[start of Given passage]

If you think this scenario sounds far-fetched, think again. It happened to CINEMA 4D user Will MacNeil.

Six months after posting his concept advert on YouTube, Will was ecstatic when out of the blue he received an email from Amnesty International. Was Will interested in adapting the ad for a television campaign? Will jumped at the chance. He had always wanted to push the ad in terms of quality and this was his opportunity to do it.

The idea for the advert had begun months earlier. Will, a motion graphics designer based in London, liked the idea of people being able to write their names into the air using their fingertips and their names having the power to change the world. The slogan would be, "I have a name".

The chance to create the YouTube ad came when Will had some time between jobs. He spent several days shooting his work colleagues with a DV camera, then set about match moving the shots and developing a workflow, using CINEMA 4D to create the signature effect.

Except for the music, Will produced the entire piece himself. It took about two weeks from the start of editing to putting it up on YouTube.

Straight away Will had some great responses to his video on YouTube. For example, the band "65 Days of Static", whose track "Don't Go Down to Sorrow" is featured in the ad, contacted Will to say how much they liked the piece. But most of all, Will enjoyed the comments of his peers in the CINEMA 4D forum at cgtalk.com.



The months passed. Just when Will thought the ad had run its course on YouTube, an email arrived from Amnesty International's Irish Section. John McGauley, operations director, and Colm O'Gorman, executive director, had seen the ad and wanted to know if Will would be interested in adapting it for Irish television.

[end of Given passage]
[start of Material supplied]

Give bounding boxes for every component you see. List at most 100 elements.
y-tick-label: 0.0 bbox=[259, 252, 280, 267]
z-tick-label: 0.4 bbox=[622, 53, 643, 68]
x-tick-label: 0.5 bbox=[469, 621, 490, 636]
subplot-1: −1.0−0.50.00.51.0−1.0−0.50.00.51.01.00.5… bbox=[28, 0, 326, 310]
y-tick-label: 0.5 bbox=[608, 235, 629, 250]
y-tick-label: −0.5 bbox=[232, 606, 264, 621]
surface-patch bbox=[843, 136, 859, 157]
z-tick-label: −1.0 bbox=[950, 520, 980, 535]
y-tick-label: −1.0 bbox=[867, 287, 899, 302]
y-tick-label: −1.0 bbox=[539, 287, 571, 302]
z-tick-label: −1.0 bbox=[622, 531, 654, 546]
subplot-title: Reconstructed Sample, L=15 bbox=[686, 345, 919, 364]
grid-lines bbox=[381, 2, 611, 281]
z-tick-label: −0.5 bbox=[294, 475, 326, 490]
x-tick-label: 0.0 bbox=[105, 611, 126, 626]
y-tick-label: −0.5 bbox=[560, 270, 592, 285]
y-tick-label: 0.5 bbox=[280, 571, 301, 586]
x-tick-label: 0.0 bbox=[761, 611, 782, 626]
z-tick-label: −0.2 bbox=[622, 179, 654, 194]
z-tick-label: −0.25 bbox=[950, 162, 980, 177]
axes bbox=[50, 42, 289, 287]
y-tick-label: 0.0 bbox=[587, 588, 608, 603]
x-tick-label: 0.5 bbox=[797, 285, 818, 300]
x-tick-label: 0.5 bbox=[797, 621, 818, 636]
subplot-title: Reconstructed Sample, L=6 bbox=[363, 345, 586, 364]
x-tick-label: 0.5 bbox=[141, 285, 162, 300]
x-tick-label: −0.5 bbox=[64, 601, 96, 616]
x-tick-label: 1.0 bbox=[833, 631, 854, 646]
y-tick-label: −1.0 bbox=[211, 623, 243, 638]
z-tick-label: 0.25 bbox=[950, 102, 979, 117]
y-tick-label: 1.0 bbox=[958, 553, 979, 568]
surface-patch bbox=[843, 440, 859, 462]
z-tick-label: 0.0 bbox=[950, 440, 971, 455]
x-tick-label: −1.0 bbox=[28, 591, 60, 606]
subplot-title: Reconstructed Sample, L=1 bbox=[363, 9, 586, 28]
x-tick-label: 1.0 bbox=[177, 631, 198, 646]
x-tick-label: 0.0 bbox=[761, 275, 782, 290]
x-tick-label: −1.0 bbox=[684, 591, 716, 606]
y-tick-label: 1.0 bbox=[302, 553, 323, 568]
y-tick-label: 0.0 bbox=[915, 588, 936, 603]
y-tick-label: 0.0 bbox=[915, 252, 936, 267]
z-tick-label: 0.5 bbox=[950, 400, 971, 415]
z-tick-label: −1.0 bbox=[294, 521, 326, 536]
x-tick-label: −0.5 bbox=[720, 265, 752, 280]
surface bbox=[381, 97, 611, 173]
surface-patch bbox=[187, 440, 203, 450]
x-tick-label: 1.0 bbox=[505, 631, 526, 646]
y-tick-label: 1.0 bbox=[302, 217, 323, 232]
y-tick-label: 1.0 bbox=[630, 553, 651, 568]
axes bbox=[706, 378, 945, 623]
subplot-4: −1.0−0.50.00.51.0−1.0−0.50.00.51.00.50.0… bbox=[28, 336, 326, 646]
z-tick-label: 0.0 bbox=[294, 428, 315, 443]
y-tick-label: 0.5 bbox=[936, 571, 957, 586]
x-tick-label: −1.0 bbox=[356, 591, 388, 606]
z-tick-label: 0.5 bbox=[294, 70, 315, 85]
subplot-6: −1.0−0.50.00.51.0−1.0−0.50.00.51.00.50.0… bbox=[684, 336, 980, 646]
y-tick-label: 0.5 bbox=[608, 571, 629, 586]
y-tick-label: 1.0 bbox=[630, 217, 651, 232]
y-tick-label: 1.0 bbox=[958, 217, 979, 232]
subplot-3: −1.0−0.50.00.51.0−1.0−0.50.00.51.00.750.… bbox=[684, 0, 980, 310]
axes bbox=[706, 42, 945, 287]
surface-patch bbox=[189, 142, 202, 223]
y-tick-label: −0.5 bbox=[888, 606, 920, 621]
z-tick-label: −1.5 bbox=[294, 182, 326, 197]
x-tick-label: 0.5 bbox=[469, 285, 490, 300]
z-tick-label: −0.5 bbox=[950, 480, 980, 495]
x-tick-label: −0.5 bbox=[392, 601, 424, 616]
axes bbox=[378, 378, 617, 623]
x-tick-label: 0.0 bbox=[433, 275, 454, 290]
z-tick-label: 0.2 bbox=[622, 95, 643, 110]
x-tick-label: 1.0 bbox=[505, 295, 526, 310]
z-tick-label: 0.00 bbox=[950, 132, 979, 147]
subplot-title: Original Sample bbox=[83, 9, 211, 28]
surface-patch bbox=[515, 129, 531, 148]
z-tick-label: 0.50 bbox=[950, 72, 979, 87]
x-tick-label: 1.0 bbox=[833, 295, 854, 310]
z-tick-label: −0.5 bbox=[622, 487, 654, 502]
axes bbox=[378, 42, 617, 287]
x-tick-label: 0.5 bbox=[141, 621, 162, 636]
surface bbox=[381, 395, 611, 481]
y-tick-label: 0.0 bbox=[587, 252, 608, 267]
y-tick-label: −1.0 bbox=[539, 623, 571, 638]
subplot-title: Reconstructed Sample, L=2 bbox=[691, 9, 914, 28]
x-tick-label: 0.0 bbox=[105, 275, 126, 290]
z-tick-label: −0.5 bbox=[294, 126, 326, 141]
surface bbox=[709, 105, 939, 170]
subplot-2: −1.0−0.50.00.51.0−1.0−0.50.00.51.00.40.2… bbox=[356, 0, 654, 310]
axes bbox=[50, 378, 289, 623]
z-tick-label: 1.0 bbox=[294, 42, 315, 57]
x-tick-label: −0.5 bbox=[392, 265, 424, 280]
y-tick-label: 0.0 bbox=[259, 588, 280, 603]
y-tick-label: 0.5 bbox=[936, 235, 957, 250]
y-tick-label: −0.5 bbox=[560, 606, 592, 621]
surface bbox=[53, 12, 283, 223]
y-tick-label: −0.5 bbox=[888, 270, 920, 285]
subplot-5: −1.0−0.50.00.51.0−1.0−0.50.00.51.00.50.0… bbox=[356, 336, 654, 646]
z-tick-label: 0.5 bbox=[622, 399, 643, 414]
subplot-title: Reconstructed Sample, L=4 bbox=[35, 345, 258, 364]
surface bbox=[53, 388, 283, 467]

[end of Material supplied]

> **Request**
Please state how long, according to the passage about the Amnesty International ad, the piece took from the start of editing to its upload on YouTube. Answer from the passage alone, not the data.

> **Solution**
About two weeks.